In the supplied passage on the roller mechanism, what serves as the counter element engaging the spiral groove in the FIG. 3 modification?

→ Supplied passage:
--- BEGIN ---

In order to implement the restriction in one direction, use can be made of a groove of screw or spiral form and a counter element which engages in the groove and is movable to a limited extent in one direction, whereas it can leave the groove at the opposite end of the latter. For example, as seen in FIG. 2, the roller 25 may be mounted on a non-rotatable spindle 27 which has an external thread 28 at one end near the roller 25. A groove of screw form represented by a female thread 29 is furnished in the hollow interior of the roller 25. The external thread 28 can engage in the groove of this nut 29 as a counter element. It will be seen that when there is rotation in one direction, the roller 25' screws up on thread 28, a compression spring 30 being used to ensure that the counter threads initially engage. Only a limited amount of this screwing up is possible because after a predetermined amount of rotation abutments 31 and 32, on the carrier lever 26 and the roller 25 respectively, encounter one another. When rotation takes place in the opposite direction the roller 25 screws off the thread 28 and this leaves the counter nut thread 29. There is no obstacle to this.
FIG. 3 shows a modification of the arrangement illustrated in FIG. 2, and in this case there is a spiral groove 33 which may be formed for example in an end surface of the roller 25 or of a wheel which is coupled to this. In this case the counter element is a pin 34, which is secured at 35 to a pivotable lever 36 and engages in the groove 33. When the member 25 turns in the counter clockwise direction in FIG. 3, the end of groove 33a finally meets the pin 34, so limiting the amount of rotation which can take place in the counter clockwise direction. In constrast, when the member 25 turns in the clockwise direction, the pin 34 finally leaves the inner end of groove 33 and remains in the inner area 37 without interfering with the rotation. In this modification when rotation in the counter clockwise direction begins again, pin 34 will always be biassed by gravity to bear against the lower boundary of the inner area and will therefore enter groove 33.

--- END ---

→ Data rows:
--- BEGIN ---

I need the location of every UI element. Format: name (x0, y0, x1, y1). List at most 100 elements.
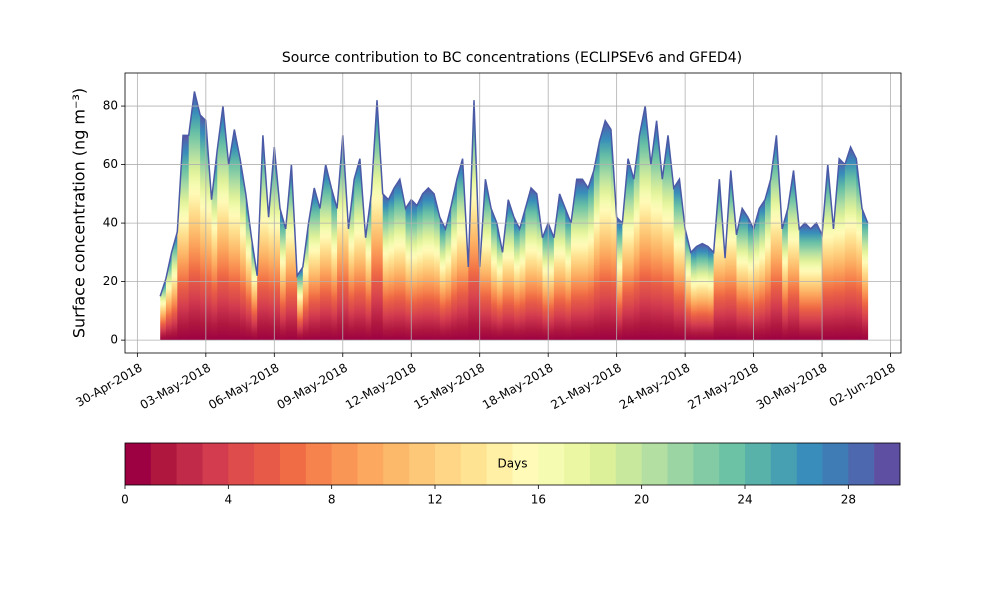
x-tick-label: 27-May-2018 (685, 361, 760, 413)
area-segment (508, 199, 515, 341)
y-tick-label: 80 (103, 99, 118, 113)
area-segment (782, 208, 789, 341)
area-segment (622, 158, 629, 341)
colorbar-cell (564, 443, 591, 485)
area-segment (382, 193, 389, 341)
area-segment (776, 135, 783, 341)
area-segment (730, 170, 737, 341)
colorbar-cell (641, 443, 668, 485)
area-segment (354, 158, 361, 341)
y-tick-label: 40 (103, 216, 118, 230)
area-segment (765, 179, 772, 341)
area-segment (833, 158, 840, 341)
colorbar-cell (745, 443, 772, 485)
colorbar-cell (874, 443, 901, 485)
colorbar-cell (796, 443, 823, 485)
colorbar-tick-label: 16 (531, 493, 546, 507)
area-segment (571, 179, 578, 341)
y-tick-label: 0 (110, 333, 118, 347)
area-segment (582, 179, 589, 341)
area-segment (827, 164, 834, 341)
area-segment (434, 193, 441, 341)
area-segment (359, 158, 366, 341)
colorbar-tick-label: 8 (328, 493, 336, 507)
area-segment (188, 91, 195, 341)
area-segment (240, 158, 247, 341)
colorbar-cell (383, 443, 410, 485)
x-tick-label: 21-May-2018 (548, 361, 623, 413)
area-segment (205, 120, 212, 341)
area-segment (388, 187, 395, 341)
area-segment (445, 205, 452, 341)
x-tick-label: 18-May-2018 (480, 361, 555, 413)
colorbar-cell (590, 443, 617, 485)
area-segment (593, 141, 600, 341)
area-segment (742, 208, 749, 341)
area-segment (747, 217, 754, 341)
area-segment (468, 100, 475, 341)
area-segment (839, 158, 846, 341)
colorbar-tick-label: 20 (634, 493, 649, 507)
colorbar-tick-label: 24 (737, 493, 752, 507)
area-segment (234, 129, 241, 341)
colorbar-cell (331, 443, 358, 485)
colorbar-tick-label: 0 (121, 493, 129, 507)
colorbar-cell (280, 443, 307, 485)
area-segment (702, 243, 709, 341)
area-segment (588, 170, 595, 341)
area-segment (371, 100, 378, 341)
area-segment (662, 135, 669, 341)
colorbar-cell (538, 443, 565, 485)
area-segment (559, 193, 566, 341)
chart-title: Source contribution to BC concentrations… (282, 50, 742, 66)
colorbar-cell (357, 443, 384, 485)
area-segment (565, 208, 572, 341)
area-segment (228, 129, 235, 341)
area-segment (177, 135, 184, 341)
colorbar-label: Days (498, 457, 528, 471)
area-segment (485, 179, 492, 341)
area-segment (685, 228, 692, 341)
x-tick-label: 12-May-2018 (343, 361, 418, 413)
colorbar-cell (486, 443, 513, 485)
y-tick-label: 20 (103, 274, 118, 288)
area-segment (862, 208, 869, 341)
area-segment (183, 135, 190, 341)
area-segment (308, 187, 315, 341)
area-segment (377, 100, 384, 341)
area-segment (605, 120, 612, 341)
colorbar-cell (435, 443, 462, 485)
area-segment (194, 91, 201, 341)
area-segment (725, 170, 732, 341)
colorbar-cell (305, 443, 332, 485)
area-segment (850, 147, 857, 341)
area-segment (462, 158, 469, 341)
colorbar-cell (693, 443, 720, 485)
area-segment (513, 217, 521, 341)
area-segment (696, 243, 703, 341)
x-tick-label: 24-May-2018 (617, 361, 692, 413)
area-segment (331, 187, 338, 341)
area-segment (525, 187, 532, 341)
colorbar-cell (848, 443, 875, 485)
colorbar-tick-label: 28 (841, 493, 856, 507)
colorbar-cell (409, 443, 436, 485)
area-segment (491, 208, 498, 341)
area-segment (793, 170, 800, 341)
colorbar-cell (254, 443, 281, 485)
area-segment (456, 158, 463, 341)
plot-area (159, 91, 869, 341)
area-segment (285, 164, 292, 341)
area-segment (342, 135, 349, 341)
area-segment (416, 193, 424, 341)
colorbar-tick-label: 12 (427, 493, 442, 507)
area-segment (268, 147, 275, 341)
area-segment (576, 179, 583, 341)
y-axis-label: Surface concentration (ng m⁻³) (70, 88, 89, 338)
area-segment (325, 164, 332, 341)
area-segment (628, 158, 635, 341)
area-segment (399, 179, 406, 341)
area-segment (439, 217, 446, 341)
area-segment (610, 129, 618, 341)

--- END ---

→ Expected output: A pin 34, secured at 35 to a pivotable lever 36.